WHAT YOU HAVE TO DO —
Check every line of the data below for the string "Italia", and copy the ones that hold it.

EXTRACTED INFORMATION —
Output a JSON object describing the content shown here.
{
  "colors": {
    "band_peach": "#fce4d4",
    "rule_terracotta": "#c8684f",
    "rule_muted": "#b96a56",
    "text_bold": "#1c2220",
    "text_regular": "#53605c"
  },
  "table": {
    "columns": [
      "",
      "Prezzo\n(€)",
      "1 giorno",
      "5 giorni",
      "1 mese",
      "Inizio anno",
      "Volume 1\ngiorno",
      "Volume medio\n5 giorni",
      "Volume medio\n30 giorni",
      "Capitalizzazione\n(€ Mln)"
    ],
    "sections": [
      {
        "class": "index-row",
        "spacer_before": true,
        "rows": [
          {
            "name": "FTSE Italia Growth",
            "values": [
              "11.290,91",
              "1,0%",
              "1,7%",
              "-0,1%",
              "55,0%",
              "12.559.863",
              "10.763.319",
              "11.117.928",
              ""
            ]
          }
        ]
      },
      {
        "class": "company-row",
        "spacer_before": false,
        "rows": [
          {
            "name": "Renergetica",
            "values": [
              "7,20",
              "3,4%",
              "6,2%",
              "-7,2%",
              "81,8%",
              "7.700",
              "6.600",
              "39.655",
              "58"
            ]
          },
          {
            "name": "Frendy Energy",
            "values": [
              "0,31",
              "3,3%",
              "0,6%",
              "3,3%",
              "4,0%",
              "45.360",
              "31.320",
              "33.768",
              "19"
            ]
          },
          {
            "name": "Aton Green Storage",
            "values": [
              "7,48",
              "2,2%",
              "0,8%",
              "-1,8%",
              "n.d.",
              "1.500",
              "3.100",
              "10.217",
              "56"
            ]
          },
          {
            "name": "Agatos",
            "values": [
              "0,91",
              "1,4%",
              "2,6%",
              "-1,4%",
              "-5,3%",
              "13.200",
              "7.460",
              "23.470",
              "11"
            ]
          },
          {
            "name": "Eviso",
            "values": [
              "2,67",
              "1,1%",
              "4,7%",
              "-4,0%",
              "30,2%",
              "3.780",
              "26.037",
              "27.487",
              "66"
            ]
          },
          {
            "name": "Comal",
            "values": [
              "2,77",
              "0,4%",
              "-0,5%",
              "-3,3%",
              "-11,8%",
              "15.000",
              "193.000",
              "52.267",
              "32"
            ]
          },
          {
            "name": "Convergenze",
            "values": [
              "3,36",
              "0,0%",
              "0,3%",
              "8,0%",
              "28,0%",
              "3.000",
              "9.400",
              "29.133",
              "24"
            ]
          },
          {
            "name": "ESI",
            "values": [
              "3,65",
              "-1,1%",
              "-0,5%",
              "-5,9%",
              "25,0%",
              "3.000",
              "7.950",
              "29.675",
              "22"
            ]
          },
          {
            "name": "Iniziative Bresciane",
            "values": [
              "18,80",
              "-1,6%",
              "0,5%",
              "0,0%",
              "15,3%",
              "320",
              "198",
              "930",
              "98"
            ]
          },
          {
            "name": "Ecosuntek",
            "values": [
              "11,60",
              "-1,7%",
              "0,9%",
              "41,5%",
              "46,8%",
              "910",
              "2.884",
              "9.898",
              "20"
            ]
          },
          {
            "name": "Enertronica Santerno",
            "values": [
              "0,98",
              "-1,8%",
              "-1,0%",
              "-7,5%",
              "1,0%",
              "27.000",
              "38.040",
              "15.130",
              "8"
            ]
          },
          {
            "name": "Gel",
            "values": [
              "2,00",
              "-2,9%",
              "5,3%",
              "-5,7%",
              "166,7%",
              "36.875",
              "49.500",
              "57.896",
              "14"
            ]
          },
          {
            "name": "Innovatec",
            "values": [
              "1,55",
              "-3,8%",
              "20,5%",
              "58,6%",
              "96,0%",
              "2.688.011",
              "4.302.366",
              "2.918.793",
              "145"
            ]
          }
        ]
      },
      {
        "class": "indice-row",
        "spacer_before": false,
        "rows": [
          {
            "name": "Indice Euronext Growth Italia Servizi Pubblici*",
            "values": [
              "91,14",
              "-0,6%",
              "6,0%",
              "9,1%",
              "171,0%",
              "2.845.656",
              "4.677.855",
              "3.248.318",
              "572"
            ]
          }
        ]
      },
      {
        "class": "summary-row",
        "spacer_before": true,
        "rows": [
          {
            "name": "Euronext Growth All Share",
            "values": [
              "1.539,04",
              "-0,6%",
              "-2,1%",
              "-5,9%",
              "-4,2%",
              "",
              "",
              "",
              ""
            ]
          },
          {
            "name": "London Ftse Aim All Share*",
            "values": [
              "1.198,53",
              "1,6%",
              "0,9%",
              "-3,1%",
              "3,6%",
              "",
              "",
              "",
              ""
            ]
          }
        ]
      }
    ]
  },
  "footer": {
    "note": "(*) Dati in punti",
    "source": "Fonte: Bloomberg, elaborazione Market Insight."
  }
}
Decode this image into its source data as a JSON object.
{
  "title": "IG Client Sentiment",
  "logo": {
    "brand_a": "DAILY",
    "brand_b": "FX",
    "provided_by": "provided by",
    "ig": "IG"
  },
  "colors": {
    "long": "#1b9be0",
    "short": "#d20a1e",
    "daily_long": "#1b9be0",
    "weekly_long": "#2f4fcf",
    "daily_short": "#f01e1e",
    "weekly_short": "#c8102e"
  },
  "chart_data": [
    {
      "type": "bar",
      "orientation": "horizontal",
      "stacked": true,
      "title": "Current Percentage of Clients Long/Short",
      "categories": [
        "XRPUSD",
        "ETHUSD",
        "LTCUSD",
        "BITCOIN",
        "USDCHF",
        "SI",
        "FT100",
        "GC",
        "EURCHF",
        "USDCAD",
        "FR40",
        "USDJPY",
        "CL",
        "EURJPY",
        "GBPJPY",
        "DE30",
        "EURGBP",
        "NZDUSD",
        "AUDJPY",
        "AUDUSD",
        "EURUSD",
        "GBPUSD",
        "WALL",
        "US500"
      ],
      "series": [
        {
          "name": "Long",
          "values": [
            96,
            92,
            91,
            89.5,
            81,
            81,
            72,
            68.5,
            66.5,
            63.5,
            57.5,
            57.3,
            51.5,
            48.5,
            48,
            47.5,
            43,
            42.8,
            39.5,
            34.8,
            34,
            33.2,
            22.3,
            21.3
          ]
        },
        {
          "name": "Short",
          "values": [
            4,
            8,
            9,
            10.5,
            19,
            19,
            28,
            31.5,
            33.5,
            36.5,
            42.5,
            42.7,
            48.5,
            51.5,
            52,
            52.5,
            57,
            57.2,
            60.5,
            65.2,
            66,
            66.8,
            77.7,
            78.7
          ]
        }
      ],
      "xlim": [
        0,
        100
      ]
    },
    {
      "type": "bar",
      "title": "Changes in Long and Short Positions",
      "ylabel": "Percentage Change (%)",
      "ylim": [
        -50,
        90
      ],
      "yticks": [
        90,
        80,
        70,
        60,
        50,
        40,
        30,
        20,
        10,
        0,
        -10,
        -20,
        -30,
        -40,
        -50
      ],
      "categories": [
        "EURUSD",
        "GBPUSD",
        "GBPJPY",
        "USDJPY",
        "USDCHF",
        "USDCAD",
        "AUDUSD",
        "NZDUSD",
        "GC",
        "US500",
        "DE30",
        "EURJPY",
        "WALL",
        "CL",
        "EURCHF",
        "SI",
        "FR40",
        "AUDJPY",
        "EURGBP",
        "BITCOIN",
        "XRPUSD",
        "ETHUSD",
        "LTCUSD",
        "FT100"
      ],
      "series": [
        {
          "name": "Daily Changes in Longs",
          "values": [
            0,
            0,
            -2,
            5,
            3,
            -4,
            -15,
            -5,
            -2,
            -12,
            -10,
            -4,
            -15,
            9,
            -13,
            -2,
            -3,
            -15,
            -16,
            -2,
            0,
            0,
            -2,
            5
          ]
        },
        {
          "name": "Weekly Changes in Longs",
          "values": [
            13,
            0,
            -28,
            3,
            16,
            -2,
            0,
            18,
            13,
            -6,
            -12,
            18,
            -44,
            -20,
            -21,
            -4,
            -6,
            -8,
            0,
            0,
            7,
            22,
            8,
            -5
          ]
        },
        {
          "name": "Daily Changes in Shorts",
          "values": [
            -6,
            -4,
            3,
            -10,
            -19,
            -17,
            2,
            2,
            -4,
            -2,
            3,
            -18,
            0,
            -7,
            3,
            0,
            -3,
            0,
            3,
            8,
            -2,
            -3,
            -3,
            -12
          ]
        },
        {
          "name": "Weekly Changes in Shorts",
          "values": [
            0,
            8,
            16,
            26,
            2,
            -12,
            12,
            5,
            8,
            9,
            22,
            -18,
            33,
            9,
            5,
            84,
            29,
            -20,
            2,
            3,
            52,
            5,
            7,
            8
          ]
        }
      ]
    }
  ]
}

COMPLETE ANSWER —
            "name": "FTSE Italia Growth",
            "name": "Indice Euronext Growth Italia Servizi Pubblici*",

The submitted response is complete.